*Dataset content*:
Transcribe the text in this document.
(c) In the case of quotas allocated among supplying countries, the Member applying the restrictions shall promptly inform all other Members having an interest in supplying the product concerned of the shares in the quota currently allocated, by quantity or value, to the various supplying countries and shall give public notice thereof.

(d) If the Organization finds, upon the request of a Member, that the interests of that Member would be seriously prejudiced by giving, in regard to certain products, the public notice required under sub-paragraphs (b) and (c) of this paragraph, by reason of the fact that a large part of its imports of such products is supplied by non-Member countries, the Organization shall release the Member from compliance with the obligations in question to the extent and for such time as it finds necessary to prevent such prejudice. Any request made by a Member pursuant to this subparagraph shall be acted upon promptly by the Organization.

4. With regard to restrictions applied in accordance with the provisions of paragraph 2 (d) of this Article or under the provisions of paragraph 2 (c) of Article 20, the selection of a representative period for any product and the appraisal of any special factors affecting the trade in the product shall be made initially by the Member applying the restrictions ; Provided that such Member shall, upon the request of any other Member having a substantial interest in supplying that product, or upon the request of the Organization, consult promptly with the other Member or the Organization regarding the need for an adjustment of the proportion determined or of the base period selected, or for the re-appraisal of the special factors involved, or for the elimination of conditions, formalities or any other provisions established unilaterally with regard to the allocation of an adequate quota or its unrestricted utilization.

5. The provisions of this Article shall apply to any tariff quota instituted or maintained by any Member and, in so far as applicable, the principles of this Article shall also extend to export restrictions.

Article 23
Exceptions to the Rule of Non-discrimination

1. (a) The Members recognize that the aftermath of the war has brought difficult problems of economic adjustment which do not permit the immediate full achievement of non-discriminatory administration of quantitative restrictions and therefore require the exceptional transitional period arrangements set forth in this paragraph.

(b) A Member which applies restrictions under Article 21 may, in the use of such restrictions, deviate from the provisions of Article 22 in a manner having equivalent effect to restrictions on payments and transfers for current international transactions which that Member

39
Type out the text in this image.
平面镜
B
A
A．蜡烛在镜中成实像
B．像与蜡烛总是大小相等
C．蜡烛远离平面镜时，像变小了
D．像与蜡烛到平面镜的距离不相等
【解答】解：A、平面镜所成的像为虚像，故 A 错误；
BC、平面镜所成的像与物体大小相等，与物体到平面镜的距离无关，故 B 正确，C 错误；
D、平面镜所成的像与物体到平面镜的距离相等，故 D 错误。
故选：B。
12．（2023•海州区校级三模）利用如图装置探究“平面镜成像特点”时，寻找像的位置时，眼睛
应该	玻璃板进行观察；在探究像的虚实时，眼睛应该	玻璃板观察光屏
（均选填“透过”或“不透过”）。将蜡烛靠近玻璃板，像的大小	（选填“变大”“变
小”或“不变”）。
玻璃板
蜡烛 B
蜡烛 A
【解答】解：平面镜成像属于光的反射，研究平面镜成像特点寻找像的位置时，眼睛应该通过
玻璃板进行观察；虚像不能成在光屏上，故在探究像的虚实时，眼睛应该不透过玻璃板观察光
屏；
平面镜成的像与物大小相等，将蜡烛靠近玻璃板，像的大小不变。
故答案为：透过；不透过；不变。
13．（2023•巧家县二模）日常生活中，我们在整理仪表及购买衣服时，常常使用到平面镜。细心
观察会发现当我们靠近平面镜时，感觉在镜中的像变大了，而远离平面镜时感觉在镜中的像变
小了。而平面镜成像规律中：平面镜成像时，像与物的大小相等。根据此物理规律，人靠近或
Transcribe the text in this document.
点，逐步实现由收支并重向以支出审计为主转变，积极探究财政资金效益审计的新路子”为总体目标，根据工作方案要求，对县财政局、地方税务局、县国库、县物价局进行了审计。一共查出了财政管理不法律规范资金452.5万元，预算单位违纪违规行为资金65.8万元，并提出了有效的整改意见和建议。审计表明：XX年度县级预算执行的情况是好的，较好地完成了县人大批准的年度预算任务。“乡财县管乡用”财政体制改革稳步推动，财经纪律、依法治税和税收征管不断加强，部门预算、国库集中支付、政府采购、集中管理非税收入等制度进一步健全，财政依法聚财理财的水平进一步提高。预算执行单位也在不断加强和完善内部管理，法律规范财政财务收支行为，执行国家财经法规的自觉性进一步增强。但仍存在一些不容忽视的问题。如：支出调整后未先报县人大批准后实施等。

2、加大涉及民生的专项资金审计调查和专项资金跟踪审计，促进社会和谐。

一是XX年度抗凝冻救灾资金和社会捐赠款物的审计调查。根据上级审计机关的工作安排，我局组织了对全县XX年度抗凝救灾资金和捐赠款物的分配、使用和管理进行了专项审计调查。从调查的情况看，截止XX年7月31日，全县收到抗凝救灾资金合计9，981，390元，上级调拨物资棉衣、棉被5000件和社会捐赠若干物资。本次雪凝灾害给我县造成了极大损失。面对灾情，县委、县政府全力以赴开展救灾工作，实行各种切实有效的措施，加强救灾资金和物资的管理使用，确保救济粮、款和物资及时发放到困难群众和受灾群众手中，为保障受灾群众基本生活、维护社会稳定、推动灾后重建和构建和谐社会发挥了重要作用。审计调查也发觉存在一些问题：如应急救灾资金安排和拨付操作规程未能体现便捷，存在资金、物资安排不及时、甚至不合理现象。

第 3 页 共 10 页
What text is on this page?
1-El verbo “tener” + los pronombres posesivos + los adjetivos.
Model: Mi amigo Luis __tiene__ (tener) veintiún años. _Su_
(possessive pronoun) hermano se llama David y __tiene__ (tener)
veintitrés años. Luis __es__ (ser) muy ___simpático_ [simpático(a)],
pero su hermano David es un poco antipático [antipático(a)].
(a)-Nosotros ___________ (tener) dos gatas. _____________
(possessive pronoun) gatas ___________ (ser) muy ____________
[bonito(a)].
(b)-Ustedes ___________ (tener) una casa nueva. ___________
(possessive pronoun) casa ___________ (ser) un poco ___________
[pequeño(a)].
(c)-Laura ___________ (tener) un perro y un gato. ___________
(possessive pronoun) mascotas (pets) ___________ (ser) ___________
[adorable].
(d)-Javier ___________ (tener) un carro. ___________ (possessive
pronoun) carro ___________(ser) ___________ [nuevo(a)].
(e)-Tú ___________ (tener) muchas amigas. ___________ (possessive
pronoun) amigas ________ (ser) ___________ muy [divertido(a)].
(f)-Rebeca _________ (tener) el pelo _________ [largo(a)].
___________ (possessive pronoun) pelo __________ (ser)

*Task brief*:
Return the listing above word for word.

*Correct answer*:
Transcribe the text in this document.
(c) In the case of quotas allocated among supplying countries, the Member applying the restrictions shall promptly inform all other Members having an interest in supplying the product concerned of the shares in the quota currently allocated, by quantity or value, to the various supplying countries and shall give public notice thereof.

(d) If the Organization finds, upon the request of a Member, that the interests of that Member would be seriously prejudiced by giving, in regard to certain products, the public notice required under sub-paragraphs (b) and (c) of this paragraph, by reason of the fact that a large part of its imports of such products is supplied by non-Member countries, the Organization shall release the Member from compliance with the obligations in question to the extent and for such time as it finds necessary to prevent such prejudice. Any request made by a Member pursuant to this subparagraph shall be acted upon promptly by the Organization.

4. With regard to restrictions applied in accordance with the provisions of paragraph 2 (d) of this Article or under the provisions of paragraph 2 (c) of Article 20, the selection of a representative period for any product and the appraisal of any special factors affecting the trade in the product shall be made initially by the Member applying the restrictions ; Provided that such Member shall, upon the request of any other Member having a substantial interest in supplying that product, or upon the request of the Organization, consult promptly with the other Member or the Organization regarding the need for an adjustment of the proportion determined or of the base period selected, or for the re-appraisal of the special factors involved, or for the elimination of conditions, formalities or any other provisions established unilaterally with regard to the allocation of an adequate quota or its unrestricted utilization.

5. The provisions of this Article shall apply to any tariff quota instituted or maintained by any Member and, in so far as applicable, the principles of this Article shall also extend to export restrictions.

Article 23
Exceptions to the Rule of Non-discrimination

1. (a) The Members recognize that the aftermath of the war has brought difficult problems of economic adjustment which do not permit the immediate full achievement of non-discriminatory administration of quantitative restrictions and therefore require the exceptional transitional period arrangements set forth in this paragraph.

(b) A Member which applies restrictions under Article 21 may, in the use of such restrictions, deviate from the provisions of Article 22 in a manner having equivalent effect to restrictions on payments and transfers for current international transactions which that Member

39
Type out the text in this image.
平面镜
B
A
A．蜡烛在镜中成实像
B．像与蜡烛总是大小相等
C．蜡烛远离平面镜时，像变小了
D．像与蜡烛到平面镜的距离不相等
【解答】解：A、平面镜所成的像为虚像，故 A 错误；
BC、平面镜所成的像与物体大小相等，与物体到平面镜的距离无关，故 B 正确，C 错误；
D、平面镜所成的像与物体到平面镜的距离相等，故 D 错误。
故选：B。
12．（2023•海州区校级三模）利用如图装置探究“平面镜成像特点”时，寻找像的位置时，眼睛
应该	玻璃板进行观察；在探究像的虚实时，眼睛应该	玻璃板观察光屏
（均选填“透过”或“不透过”）。将蜡烛靠近玻璃板，像的大小	（选填“变大”“变
小”或“不变”）。
玻璃板
蜡烛 B
蜡烛 A
【解答】解：平面镜成像属于光的反射，研究平面镜成像特点寻找像的位置时，眼睛应该通过
玻璃板进行观察；虚像不能成在光屏上，故在探究像的虚实时，眼睛应该不透过玻璃板观察光
屏；
平面镜成的像与物大小相等，将蜡烛靠近玻璃板，像的大小不变。
故答案为：透过；不透过；不变。
13．（2023•巧家县二模）日常生活中，我们在整理仪表及购买衣服时，常常使用到平面镜。细心
观察会发现当我们靠近平面镜时，感觉在镜中的像变大了，而远离平面镜时感觉在镜中的像变
小了。而平面镜成像规律中：平面镜成像时，像与物的大小相等。根据此物理规律，人靠近或
Transcribe the text in this document.
点，逐步实现由收支并重向以支出审计为主转变，积极探究财政资金效益审计的新路子”为总体目标，根据工作方案要求，对县财政局、地方税务局、县国库、县物价局进行了审计。一共查出了财政管理不法律规范资金452.5万元，预算单位违纪违规行为资金65.8万元，并提出了有效的整改意见和建议。审计表明：XX年度县级预算执行的情况是好的，较好地完成了县人大批准的年度预算任务。“乡财县管乡用”财政体制改革稳步推动，财经纪律、依法治税和税收征管不断加强，部门预算、国库集中支付、政府采购、集中管理非税收入等制度进一步健全，财政依法聚财理财的水平进一步提高。预算执行单位也在不断加强和完善内部管理，法律规范财政财务收支行为，执行国家财经法规的自觉性进一步增强。但仍存在一些不容忽视的问题。如：支出调整后未先报县人大批准后实施等。

2、加大涉及民生的专项资金审计调查和专项资金跟踪审计，促进社会和谐。

一是XX年度抗凝冻救灾资金和社会捐赠款物的审计调查。根据上级审计机关的工作安排，我局组织了对全县XX年度抗凝救灾资金和捐赠款物的分配、使用和管理进行了专项审计调查。从调查的情况看，截止XX年7月31日，全县收到抗凝救灾资金合计9，981，390元，上级调拨物资棉衣、棉被5000件和社会捐赠若干物资。本次雪凝灾害给我县造成了极大损失。面对灾情，县委、县政府全力以赴开展救灾工作，实行各种切实有效的措施，加强救灾资金和物资的管理使用，确保救济粮、款和物资及时发放到困难群众和受灾群众手中，为保障受灾群众基本生活、维护社会稳定、推动灾后重建和构建和谐社会发挥了重要作用。审计调查也发觉存在一些问题：如应急救灾资金安排和拨付操作规程未能体现便捷，存在资金、物资安排不及时、甚至不合理现象。

第 3 页 共 10 页
What text is on this page?
1-El verbo “tener” + los pronombres posesivos + los adjetivos.
Model: Mi amigo Luis __tiene__ (tener) veintiún años. _Su_
(possessive pronoun) hermano se llama David y __tiene__ (tener)
veintitrés años. Luis __es__ (ser) muy ___simpático_ [simpático(a)],
pero su hermano David es un poco antipático [antipático(a)].
(a)-Nosotros ___________ (tener) dos gatas. _____________
(possessive pronoun) gatas ___________ (ser) muy ____________
[bonito(a)].
(b)-Ustedes ___________ (tener) una casa nueva. ___________
(possessive pronoun) casa ___________ (ser) un poco ___________
[pequeño(a)].
(c)-Laura ___________ (tener) un perro y un gato. ___________
(possessive pronoun) mascotas (pets) ___________ (ser) ___________
[adorable].
(d)-Javier ___________ (tener) un carro. ___________ (possessive
pronoun) carro ___________(ser) ___________ [nuevo(a)].
(e)-Tú ___________ (tener) muchas amigas. ___________ (possessive
pronoun) amigas ________ (ser) ___________ muy [divertido(a)].
(f)-Rebeca _________ (tener) el pelo _________ [largo(a)].
___________ (possessive pronoun) pelo __________ (ser)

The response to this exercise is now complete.